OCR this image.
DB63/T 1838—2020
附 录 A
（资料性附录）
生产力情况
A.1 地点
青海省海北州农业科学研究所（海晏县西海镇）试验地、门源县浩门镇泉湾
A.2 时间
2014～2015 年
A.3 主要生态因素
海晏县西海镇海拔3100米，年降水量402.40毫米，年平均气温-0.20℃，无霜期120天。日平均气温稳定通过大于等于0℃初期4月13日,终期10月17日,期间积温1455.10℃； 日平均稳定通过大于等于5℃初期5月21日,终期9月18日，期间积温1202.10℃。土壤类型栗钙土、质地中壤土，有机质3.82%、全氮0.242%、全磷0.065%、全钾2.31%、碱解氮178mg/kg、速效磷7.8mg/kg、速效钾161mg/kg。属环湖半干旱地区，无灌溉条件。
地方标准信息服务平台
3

-------

Written problem:
Retype the data exactly as given.

Finished task:
OCR this image.
DB63/T 1838—2020
附 录 A
（资料性附录）
生产力情况
A.1 地点
青海省海北州农业科学研究所（海晏县西海镇）试验地、门源县浩门镇泉湾
A.2 时间
2014～2015 年
A.3 主要生态因素
海晏县西海镇海拔3100米，年降水量402.40毫米，年平均气温-0.20℃，无霜期120天。日平均气温稳定通过大于等于0℃初期4月13日,终期10月17日,期间积温1455.10℃； 日平均稳定通过大于等于5℃初期5月21日,终期9月18日，期间积温1202.10℃。土壤类型栗钙土、质地中壤土，有机质3.82%、全氮0.242%、全磷0.065%、全钾2.31%、碱解氮178mg/kg、速效磷7.8mg/kg、速效钾161mg/kg。属环湖半干旱地区，无灌溉条件。
地方标准信息服务平台
3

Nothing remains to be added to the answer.